*EXCERPTED DATA:*
○ ○ ○

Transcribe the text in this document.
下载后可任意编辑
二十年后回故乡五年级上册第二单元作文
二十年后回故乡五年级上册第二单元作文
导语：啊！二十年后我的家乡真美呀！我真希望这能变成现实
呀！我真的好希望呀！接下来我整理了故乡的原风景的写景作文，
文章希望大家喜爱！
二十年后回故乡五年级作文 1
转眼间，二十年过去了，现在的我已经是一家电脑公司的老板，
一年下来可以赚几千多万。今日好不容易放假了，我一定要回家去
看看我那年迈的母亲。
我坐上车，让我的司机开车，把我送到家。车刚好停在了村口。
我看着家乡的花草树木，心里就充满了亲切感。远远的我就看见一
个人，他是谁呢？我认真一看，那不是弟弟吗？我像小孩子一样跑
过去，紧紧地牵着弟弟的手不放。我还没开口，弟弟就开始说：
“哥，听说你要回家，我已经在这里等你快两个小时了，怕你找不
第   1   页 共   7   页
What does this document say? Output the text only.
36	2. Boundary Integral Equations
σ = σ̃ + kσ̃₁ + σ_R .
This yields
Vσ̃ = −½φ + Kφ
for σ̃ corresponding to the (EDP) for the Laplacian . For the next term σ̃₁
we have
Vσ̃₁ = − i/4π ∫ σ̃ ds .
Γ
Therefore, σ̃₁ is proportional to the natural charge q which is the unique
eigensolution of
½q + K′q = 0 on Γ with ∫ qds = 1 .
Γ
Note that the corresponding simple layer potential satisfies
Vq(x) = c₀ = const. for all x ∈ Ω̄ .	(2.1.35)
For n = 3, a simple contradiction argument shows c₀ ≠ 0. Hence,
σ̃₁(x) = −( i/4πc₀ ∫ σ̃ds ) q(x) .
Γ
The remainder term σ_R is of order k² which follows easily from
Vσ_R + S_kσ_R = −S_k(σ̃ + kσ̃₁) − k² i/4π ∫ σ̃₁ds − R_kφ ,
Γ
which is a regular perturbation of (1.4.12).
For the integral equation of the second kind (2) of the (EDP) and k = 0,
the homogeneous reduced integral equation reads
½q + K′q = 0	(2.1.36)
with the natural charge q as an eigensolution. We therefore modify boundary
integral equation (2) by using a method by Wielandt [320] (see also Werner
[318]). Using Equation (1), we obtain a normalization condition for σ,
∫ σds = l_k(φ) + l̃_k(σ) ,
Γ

○ ○ ○

*EXERCISE AIM:* Find "corresponding". Copy every line it occurs in.

*ANSWER FOR THIS EXERCISE:*
for σ̃ corresponding to the (EDP) for the Laplacian . For the next term σ̃₁
Note that the corresponding simple layer potential satisfies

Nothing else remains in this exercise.